Data records
────────
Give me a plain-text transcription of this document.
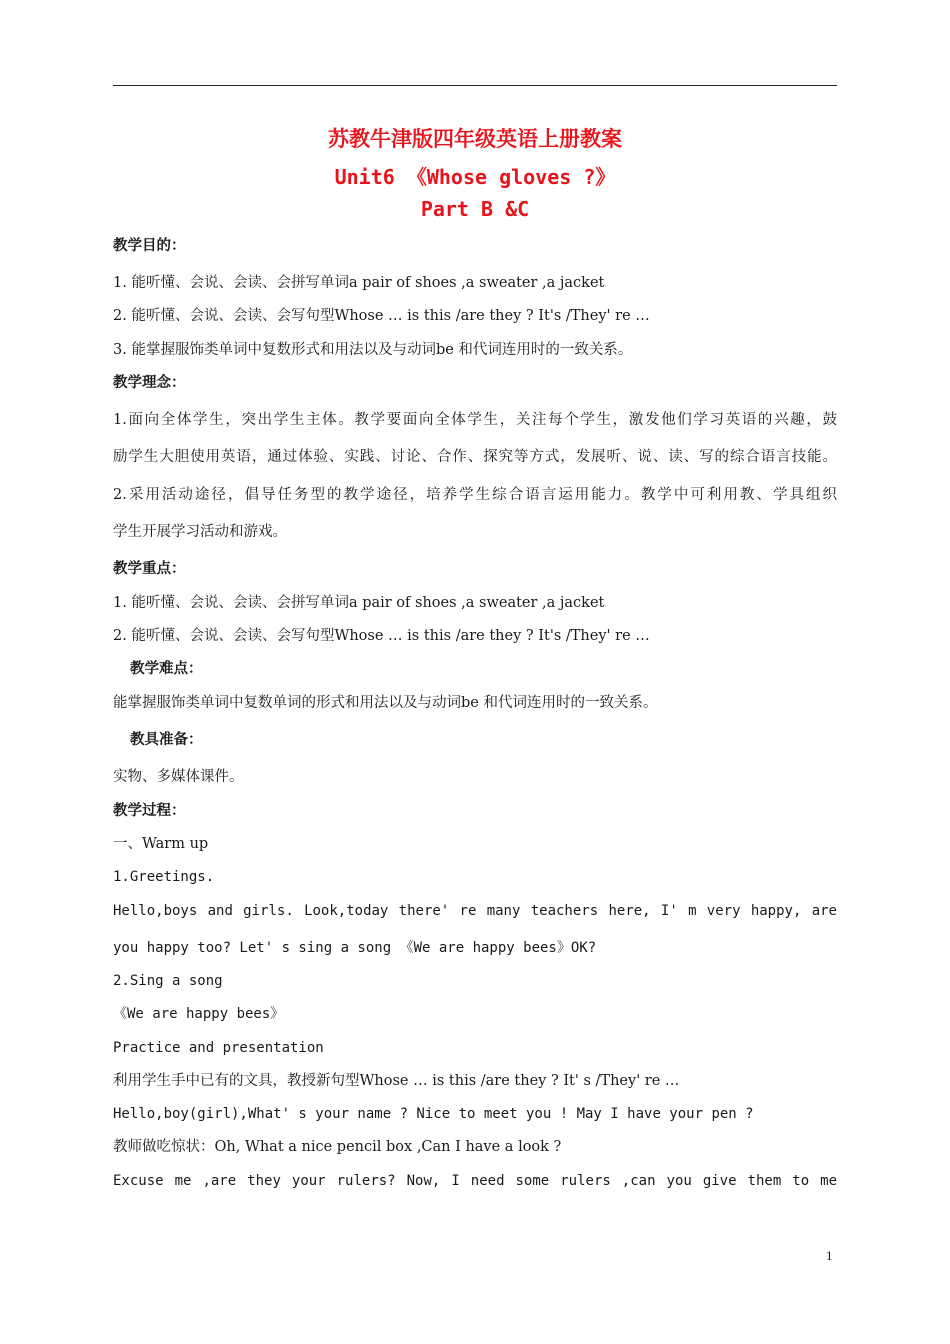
苏教牛津版四年级英语上册教案
Unit6 《Whose gloves ?》
Part B &C
教学目的：
1. 能听懂、会说、会读、会拼写单词a pair of shoes ,a sweater ,a jacket
2. 能听懂、会说、会读、会写句型Whose … is this /are they ? It's /They' re …
3. 能掌握服饰类单词中复数形式和用法以及与动词be 和代词连用时的一致关系。
教学理念：
1.面向全体学生，突出学生主体。教学要面向全体学生，关注每个学生，激发他们学习英语的兴趣，鼓
励学生大胆使用英语，通过体验、实践、讨论、合作、探究等方式，发展听、说、读、写的综合语言技能。
2.采用活动途径，倡导任务型的教学途径，培养学生综合语言运用能力。教学中可利用教、学具组织
学生开展学习活动和游戏。
教学重点：
1. 能听懂、会说、会读、会拼写单词a pair of shoes ,a sweater ,a jacket
2. 能听懂、会说、会读、会写句型Whose … is this /are they ? It's /They' re …
教学难点：
能掌握服饰类单词中复数单词的形式和用法以及与动词be 和代词连用时的一致关系。
教具准备：
实物、多媒体课件。
教学过程：
一、Warm up
1.Greetings.
Hello,boys and girls. Look,today there' re many teachers here, I' m very happy, are
you happy too? Let' s sing a song 《We are happy bees》OK?
2.Sing a song
《We are happy bees》
Practice and presentation
利用学生手中已有的文具，教授新句型Whose … is this /are they ? It' s /They' re …
Hello,boy(girl),What' s your name ? Nice to meet you ! May I have your pen ?
教师做吃惊状：Oh, What a nice pencil box ,Can I have a look ?
Excuse me ,are they your rulers? Now, I need some rulers ,can you give them to me
1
────────
● TASK:
Retype each record exactly as it stands, but do not include the pictures.

● COMPLETE ANSWER:
Give me a plain-text transcription of this document.
苏教牛津版四年级英语上册教案
Unit6 《Whose gloves ?》
Part B &C
教学目的：
1. 能听懂、会说、会读、会拼写单词a pair of shoes ,a sweater ,a jacket
2. 能听懂、会说、会读、会写句型Whose … is this /are they ? It's /They' re …
3. 能掌握服饰类单词中复数形式和用法以及与动词be 和代词连用时的一致关系。
教学理念：
1.面向全体学生，突出学生主体。教学要面向全体学生，关注每个学生，激发他们学习英语的兴趣，鼓
励学生大胆使用英语，通过体验、实践、讨论、合作、探究等方式，发展听、说、读、写的综合语言技能。
2.采用活动途径，倡导任务型的教学途径，培养学生综合语言运用能力。教学中可利用教、学具组织
学生开展学习活动和游戏。
教学重点：
1. 能听懂、会说、会读、会拼写单词a pair of shoes ,a sweater ,a jacket
2. 能听懂、会说、会读、会写句型Whose … is this /are they ? It's /They' re …
教学难点：
能掌握服饰类单词中复数单词的形式和用法以及与动词be 和代词连用时的一致关系。
教具准备：
实物、多媒体课件。
教学过程：
一、Warm up
1.Greetings.
Hello,boys and girls. Look,today there' re many teachers here, I' m very happy, are
you happy too? Let' s sing a song 《We are happy bees》OK?
2.Sing a song
《We are happy bees》
Practice and presentation
利用学生手中已有的文具，教授新句型Whose … is this /are they ? It' s /They' re …
Hello,boy(girl),What' s your name ? Nice to meet you ! May I have your pen ?
教师做吃惊状：Oh, What a nice pencil box ,Can I have a look ?
Excuse me ,are they your rulers? Now, I need some rulers ,can you give them to me
1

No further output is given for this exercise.